__TASK DESCRIPTION__. Which lines in the records below contain the word "ankle"? Copy each of them.

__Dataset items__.
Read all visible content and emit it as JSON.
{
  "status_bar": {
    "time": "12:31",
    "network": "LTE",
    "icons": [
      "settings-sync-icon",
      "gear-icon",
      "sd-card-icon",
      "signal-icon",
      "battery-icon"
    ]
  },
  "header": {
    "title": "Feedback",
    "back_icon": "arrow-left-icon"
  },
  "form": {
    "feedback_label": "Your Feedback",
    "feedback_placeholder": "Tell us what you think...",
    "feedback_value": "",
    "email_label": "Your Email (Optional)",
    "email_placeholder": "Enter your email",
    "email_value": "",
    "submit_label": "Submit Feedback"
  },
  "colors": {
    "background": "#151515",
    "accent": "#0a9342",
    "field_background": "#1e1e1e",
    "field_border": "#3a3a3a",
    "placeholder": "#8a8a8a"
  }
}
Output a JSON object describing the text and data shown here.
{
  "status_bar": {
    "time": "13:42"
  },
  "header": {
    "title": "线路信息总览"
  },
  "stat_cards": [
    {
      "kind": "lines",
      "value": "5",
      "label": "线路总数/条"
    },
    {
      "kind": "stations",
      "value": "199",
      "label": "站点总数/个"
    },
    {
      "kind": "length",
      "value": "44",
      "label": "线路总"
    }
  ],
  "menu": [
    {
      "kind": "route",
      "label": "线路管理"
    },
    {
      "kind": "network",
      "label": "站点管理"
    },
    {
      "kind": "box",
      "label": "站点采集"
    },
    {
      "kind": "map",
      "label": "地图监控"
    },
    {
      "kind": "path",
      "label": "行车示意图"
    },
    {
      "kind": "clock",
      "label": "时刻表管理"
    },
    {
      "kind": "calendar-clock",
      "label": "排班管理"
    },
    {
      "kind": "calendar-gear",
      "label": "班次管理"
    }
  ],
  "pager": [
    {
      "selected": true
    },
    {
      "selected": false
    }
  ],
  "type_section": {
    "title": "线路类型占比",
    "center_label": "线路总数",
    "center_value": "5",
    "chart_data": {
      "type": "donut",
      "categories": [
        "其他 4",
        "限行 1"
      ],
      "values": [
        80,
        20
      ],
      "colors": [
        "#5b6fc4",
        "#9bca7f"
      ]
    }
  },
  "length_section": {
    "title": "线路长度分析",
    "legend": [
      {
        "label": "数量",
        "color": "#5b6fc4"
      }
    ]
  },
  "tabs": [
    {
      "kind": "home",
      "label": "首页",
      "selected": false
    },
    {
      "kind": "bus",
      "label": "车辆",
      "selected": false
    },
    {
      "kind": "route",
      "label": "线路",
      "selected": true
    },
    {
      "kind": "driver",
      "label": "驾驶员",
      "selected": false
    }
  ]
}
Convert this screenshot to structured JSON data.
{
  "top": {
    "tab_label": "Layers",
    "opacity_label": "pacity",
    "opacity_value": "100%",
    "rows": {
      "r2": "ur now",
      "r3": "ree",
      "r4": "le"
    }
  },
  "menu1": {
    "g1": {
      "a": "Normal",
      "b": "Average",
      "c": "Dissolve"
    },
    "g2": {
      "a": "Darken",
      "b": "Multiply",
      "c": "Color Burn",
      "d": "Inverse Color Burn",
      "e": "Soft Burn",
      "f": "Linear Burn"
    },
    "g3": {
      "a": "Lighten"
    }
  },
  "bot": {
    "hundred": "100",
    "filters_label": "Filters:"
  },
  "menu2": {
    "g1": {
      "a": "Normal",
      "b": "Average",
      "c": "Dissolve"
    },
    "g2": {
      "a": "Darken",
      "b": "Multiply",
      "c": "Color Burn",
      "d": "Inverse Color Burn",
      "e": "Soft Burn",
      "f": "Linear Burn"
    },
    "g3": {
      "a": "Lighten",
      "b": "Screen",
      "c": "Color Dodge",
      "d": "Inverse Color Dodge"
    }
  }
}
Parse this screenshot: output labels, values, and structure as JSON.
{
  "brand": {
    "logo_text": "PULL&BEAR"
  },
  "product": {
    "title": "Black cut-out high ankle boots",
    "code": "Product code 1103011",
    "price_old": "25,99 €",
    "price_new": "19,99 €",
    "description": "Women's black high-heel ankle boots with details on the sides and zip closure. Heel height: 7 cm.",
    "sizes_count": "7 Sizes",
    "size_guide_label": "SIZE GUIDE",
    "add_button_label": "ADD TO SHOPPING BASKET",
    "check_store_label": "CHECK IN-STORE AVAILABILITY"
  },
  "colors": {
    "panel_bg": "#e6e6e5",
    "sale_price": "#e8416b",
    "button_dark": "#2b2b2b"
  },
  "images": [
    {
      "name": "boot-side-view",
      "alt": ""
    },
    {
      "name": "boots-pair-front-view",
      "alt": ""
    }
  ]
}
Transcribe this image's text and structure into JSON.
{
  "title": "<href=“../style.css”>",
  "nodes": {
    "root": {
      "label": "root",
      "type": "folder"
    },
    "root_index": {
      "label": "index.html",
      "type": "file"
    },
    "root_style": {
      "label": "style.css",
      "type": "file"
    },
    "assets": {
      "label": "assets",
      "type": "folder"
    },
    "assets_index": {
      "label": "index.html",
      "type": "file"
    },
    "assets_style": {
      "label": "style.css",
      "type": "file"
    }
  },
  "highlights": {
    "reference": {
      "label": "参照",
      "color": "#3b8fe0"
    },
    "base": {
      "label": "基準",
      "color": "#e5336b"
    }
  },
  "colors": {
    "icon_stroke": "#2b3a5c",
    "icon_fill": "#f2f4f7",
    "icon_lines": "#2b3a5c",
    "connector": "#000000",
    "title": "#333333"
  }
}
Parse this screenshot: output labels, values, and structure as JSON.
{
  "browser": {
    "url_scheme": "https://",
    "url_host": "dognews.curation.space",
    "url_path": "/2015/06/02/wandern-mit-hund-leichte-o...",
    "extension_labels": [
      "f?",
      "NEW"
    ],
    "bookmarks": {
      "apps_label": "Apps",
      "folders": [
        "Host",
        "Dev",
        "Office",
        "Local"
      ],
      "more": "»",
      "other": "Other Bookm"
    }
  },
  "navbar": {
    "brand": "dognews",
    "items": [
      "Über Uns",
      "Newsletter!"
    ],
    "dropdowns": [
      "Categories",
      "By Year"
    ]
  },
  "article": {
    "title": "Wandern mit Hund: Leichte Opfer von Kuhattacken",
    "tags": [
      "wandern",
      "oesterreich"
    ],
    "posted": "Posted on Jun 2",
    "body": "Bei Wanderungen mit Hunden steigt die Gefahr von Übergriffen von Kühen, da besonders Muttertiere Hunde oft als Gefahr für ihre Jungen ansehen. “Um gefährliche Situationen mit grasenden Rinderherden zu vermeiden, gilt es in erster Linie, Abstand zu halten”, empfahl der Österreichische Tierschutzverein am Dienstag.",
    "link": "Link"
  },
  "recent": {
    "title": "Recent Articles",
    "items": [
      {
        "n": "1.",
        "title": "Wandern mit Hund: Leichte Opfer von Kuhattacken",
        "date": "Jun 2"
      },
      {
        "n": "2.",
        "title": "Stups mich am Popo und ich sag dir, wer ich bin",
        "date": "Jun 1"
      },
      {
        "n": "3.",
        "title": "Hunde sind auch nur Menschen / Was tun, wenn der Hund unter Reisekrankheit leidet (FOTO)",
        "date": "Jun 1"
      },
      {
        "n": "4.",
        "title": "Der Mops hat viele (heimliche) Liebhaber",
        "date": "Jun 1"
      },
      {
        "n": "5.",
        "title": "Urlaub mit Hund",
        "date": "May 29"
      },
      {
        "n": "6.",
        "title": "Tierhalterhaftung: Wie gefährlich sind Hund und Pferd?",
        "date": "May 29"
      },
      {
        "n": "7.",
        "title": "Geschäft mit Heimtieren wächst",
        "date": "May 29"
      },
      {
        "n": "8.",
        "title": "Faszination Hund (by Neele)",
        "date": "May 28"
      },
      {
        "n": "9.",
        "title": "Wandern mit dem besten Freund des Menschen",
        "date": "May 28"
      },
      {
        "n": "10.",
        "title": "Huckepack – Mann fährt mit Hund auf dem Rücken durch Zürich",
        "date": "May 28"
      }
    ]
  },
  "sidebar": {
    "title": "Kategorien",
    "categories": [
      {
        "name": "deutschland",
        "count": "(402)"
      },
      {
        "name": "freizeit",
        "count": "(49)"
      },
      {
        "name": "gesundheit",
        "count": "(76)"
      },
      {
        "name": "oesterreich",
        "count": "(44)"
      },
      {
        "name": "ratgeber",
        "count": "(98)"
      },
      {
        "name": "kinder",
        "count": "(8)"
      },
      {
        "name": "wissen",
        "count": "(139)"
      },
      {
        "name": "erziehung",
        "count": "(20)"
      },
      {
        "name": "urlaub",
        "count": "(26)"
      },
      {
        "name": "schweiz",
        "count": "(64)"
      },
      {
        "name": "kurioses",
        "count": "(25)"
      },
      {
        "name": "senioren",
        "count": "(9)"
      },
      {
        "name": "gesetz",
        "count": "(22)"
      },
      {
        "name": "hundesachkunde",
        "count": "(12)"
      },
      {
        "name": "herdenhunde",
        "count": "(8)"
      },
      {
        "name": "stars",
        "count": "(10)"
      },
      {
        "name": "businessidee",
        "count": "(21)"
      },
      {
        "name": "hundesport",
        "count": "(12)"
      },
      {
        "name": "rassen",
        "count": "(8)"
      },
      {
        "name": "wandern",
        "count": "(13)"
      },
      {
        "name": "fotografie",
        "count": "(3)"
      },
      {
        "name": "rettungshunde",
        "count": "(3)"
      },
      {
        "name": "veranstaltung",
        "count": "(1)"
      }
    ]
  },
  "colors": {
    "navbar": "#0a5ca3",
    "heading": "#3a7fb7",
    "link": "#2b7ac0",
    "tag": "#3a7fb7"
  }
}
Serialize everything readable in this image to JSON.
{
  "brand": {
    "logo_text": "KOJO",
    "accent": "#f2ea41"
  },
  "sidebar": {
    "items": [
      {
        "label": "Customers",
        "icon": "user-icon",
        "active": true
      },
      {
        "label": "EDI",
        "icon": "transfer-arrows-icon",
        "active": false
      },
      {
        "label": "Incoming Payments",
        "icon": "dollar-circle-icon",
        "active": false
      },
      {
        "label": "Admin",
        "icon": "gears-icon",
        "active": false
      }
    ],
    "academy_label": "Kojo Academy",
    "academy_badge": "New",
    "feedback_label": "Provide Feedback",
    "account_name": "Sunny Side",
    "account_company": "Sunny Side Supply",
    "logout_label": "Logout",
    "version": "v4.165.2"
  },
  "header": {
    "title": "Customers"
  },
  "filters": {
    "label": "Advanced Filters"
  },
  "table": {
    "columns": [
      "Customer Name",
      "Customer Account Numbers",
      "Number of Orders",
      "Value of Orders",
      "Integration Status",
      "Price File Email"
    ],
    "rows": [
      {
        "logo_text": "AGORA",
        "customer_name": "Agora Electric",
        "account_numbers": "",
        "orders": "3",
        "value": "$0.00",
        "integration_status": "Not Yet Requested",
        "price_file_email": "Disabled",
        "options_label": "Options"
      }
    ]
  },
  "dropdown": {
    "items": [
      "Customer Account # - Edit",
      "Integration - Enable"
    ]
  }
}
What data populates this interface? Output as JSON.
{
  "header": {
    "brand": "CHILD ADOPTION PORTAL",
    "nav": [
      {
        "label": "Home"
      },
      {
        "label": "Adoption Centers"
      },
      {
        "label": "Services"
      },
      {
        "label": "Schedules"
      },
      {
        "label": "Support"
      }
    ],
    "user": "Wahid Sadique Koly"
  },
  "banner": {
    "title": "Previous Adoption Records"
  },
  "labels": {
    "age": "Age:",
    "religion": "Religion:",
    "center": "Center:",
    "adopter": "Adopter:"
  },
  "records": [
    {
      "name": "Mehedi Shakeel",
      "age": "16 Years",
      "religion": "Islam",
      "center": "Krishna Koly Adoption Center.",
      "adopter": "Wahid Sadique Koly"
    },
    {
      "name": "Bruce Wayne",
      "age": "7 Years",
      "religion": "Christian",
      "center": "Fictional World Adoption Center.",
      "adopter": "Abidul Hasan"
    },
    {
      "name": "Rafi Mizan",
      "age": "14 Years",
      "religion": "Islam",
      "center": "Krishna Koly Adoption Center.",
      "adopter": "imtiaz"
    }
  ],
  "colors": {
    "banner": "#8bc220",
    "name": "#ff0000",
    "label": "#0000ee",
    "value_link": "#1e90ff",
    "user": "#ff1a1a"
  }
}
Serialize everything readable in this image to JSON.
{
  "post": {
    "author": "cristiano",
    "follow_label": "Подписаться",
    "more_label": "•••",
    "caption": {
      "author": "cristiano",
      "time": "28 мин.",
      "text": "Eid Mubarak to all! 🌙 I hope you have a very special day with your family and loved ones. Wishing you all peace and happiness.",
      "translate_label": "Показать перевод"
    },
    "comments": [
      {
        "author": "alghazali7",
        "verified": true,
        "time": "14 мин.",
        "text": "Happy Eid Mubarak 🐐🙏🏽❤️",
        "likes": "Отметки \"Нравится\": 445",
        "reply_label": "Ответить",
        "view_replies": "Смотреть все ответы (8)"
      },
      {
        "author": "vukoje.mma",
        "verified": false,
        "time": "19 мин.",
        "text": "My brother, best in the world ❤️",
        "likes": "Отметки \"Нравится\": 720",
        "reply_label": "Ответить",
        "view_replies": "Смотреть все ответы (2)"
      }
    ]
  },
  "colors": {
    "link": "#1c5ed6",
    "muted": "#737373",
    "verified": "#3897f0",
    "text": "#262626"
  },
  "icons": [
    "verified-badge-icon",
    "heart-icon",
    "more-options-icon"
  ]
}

__OUTPUT OF THE EXERCISE__.
    "title": "Black cut-out high ankle boots",
    "description": "Women's black high-heel ankle boots with details on the sides and zip closure. Heel height: 7 cm.",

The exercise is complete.